Copy out each line of the data that holds the word "Range".
# Exercise materials start
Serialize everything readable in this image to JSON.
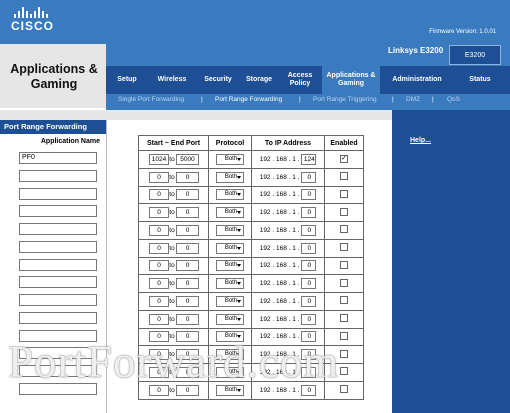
{
  "header": {
    "brand": "CISCO",
    "firmware": "Firmware Version: 1.0.01",
    "model_name": "Linksys E3200",
    "model_code": "E3200"
  },
  "section_title": "Applications & Gaming",
  "tabs": [
    {
      "label": "Setup"
    },
    {
      "label": "Wireless"
    },
    {
      "label": "Security"
    },
    {
      "label": "Storage"
    },
    {
      "label": "Access Policy"
    },
    {
      "label": "Applications & Gaming"
    },
    {
      "label": "Administration"
    },
    {
      "label": "Status"
    }
  ],
  "subtabs": [
    {
      "label": "Single Port Forwarding"
    },
    {
      "label": "Port Range Forwarding"
    },
    {
      "label": "Port Range Triggering"
    },
    {
      "label": "DMZ"
    },
    {
      "label": "QoS"
    }
  ],
  "left_panel": {
    "title": "Port Range Forwarding",
    "column_label": "Application Name"
  },
  "table": {
    "headers": [
      "Start ~ End Port",
      "Protocol",
      "To IP Address",
      "Enabled"
    ],
    "ip_prefix": "192 . 168 . 1 .",
    "to_label": "to",
    "rows": [
      {
        "name": "PF0",
        "start": "1024",
        "end": "5000",
        "protocol": "Both",
        "ip_last": "124",
        "enabled": "✓"
      },
      {
        "name": "",
        "start": "0",
        "end": "0",
        "protocol": "Both",
        "ip_last": "0",
        "enabled": ""
      },
      {
        "name": "",
        "start": "0",
        "end": "0",
        "protocol": "Both",
        "ip_last": "0",
        "enabled": ""
      },
      {
        "name": "",
        "start": "0",
        "end": "0",
        "protocol": "Both",
        "ip_last": "0",
        "enabled": ""
      },
      {
        "name": "",
        "start": "0",
        "end": "0",
        "protocol": "Both",
        "ip_last": "0",
        "enabled": ""
      },
      {
        "name": "",
        "start": "0",
        "end": "0",
        "protocol": "Both",
        "ip_last": "0",
        "enabled": ""
      },
      {
        "name": "",
        "start": "0",
        "end": "0",
        "protocol": "Both",
        "ip_last": "0",
        "enabled": ""
      },
      {
        "name": "",
        "start": "0",
        "end": "0",
        "protocol": "Both",
        "ip_last": "0",
        "enabled": ""
      },
      {
        "name": "",
        "start": "0",
        "end": "0",
        "protocol": "Both",
        "ip_last": "0",
        "enabled": ""
      },
      {
        "name": "",
        "start": "0",
        "end": "0",
        "protocol": "Both",
        "ip_last": "0",
        "enabled": ""
      },
      {
        "name": "",
        "start": "0",
        "end": "0",
        "protocol": "Both",
        "ip_last": "0",
        "enabled": ""
      },
      {
        "name": "",
        "start": "0",
        "end": "0",
        "protocol": "Both",
        "ip_last": "0",
        "enabled": ""
      },
      {
        "name": "",
        "start": "0",
        "end": "0",
        "protocol": "Both",
        "ip_last": "0",
        "enabled": ""
      },
      {
        "name": "",
        "start": "0",
        "end": "0",
        "protocol": "Both",
        "ip_last": "0",
        "enabled": ""
      }
    ]
  },
  "help_link": "Help...",
  "watermark": "PortForward.com"
}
# Exercise materials end
| Expected answer |
      "label": "Port Range Forwarding"
      "label": "Port Range Triggering"
    "title": "Port Range Forwarding",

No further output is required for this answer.